SET EXERCISE: Of all the lines in the material, how many contain the word "close"? State the number alone.

RECORDS PROVIDED:
########
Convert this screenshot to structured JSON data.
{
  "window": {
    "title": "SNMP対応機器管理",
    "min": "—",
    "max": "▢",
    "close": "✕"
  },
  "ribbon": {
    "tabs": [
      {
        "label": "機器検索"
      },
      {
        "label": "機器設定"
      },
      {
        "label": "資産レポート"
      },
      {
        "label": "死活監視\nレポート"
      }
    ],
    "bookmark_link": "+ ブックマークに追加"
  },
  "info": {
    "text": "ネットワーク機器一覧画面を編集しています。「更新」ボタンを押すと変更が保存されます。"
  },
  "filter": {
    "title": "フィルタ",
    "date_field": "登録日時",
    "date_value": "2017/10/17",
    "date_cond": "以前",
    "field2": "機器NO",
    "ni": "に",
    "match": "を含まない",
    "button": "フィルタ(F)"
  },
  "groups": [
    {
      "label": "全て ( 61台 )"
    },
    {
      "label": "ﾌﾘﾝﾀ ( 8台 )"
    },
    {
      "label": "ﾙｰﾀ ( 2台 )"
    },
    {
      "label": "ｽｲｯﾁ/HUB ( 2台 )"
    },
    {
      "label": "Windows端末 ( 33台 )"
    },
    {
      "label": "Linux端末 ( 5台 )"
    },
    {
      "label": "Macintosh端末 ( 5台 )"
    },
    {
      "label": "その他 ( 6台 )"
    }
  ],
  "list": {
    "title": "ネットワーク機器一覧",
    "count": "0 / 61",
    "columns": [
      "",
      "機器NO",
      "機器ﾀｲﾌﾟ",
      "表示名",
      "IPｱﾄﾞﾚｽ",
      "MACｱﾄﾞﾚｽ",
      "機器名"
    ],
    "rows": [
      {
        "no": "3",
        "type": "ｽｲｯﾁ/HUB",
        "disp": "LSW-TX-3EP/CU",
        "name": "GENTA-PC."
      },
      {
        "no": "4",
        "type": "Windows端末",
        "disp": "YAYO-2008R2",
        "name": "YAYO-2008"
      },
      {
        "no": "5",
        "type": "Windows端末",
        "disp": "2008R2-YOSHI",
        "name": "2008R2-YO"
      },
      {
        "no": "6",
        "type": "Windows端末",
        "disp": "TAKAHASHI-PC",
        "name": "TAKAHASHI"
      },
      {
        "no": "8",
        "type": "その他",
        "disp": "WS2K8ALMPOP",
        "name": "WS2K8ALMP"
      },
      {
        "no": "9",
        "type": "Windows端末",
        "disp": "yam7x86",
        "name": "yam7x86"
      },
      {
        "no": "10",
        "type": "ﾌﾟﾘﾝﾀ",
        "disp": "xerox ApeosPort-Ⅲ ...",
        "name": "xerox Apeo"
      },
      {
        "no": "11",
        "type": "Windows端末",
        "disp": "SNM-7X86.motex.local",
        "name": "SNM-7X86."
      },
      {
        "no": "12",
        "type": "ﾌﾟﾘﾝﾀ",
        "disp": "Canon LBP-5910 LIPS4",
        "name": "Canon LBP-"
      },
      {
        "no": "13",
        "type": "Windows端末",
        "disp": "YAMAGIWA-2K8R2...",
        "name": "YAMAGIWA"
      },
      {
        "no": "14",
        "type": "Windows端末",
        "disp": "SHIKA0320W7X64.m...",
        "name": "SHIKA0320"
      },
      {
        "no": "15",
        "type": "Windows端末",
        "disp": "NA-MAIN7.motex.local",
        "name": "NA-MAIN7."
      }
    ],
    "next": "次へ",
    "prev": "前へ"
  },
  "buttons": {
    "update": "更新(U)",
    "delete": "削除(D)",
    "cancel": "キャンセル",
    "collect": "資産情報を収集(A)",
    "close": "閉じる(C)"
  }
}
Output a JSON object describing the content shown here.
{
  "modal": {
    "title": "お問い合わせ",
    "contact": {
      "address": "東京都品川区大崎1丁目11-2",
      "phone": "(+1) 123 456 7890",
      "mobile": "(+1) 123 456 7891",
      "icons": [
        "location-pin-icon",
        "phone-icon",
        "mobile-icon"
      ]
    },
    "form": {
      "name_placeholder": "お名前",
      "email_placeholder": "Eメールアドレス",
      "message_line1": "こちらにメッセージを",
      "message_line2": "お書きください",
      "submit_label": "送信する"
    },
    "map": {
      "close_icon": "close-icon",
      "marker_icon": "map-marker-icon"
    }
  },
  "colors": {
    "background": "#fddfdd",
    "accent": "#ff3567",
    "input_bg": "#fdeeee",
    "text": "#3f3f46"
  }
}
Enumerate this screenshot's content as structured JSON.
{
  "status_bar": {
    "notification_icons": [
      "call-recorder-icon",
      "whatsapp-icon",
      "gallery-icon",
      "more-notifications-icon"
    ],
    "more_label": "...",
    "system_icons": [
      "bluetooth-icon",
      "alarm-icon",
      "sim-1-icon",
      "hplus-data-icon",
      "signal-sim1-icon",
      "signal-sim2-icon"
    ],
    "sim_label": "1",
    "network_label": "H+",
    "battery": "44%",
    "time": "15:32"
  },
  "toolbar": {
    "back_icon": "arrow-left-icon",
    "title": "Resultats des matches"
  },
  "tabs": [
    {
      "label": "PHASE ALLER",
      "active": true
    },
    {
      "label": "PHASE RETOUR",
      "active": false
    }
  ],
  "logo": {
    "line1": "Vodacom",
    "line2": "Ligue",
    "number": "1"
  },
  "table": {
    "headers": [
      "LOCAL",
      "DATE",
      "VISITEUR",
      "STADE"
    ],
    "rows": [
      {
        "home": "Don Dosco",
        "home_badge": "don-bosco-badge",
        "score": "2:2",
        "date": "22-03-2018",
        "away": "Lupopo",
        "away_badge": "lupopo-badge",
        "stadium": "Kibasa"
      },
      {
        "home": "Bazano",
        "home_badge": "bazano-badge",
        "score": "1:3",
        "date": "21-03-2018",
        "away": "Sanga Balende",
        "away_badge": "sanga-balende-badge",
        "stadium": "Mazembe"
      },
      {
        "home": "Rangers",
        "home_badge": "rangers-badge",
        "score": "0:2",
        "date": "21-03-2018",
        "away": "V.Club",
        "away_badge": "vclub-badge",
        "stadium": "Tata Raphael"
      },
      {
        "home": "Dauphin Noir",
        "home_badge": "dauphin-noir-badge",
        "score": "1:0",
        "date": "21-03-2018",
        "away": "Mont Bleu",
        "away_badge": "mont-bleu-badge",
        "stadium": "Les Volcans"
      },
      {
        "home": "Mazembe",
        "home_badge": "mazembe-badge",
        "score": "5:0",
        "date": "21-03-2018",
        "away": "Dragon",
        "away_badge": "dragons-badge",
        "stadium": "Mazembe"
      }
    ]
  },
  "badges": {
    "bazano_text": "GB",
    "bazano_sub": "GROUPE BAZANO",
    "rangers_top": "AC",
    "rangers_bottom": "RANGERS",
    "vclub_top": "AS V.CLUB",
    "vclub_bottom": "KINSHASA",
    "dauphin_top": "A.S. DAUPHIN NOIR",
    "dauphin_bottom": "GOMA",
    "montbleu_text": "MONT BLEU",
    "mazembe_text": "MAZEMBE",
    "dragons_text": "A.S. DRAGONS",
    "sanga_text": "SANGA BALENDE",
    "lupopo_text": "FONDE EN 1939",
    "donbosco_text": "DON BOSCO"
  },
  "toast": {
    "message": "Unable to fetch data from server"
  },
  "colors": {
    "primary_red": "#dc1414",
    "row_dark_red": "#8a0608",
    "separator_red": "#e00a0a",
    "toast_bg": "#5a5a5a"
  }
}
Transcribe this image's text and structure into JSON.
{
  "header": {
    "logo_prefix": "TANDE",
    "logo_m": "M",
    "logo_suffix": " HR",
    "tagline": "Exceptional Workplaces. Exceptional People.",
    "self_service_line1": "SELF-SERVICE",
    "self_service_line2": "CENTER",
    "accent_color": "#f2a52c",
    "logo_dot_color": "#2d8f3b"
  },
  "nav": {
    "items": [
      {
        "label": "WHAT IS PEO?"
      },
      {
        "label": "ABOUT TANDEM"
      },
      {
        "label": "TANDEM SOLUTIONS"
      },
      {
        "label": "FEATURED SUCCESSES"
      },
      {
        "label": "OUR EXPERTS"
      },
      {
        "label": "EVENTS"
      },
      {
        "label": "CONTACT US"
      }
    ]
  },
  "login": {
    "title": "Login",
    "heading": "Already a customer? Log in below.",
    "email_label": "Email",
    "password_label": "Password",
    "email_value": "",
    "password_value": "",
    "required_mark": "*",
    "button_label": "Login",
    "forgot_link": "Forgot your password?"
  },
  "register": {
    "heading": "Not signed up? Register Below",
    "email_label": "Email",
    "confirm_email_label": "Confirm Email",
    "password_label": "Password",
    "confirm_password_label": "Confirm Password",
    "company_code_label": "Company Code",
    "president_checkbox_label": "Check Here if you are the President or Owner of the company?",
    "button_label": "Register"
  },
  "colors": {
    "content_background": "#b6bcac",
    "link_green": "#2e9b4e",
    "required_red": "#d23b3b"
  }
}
########
RESPONSE TO THE EXERCISE: 3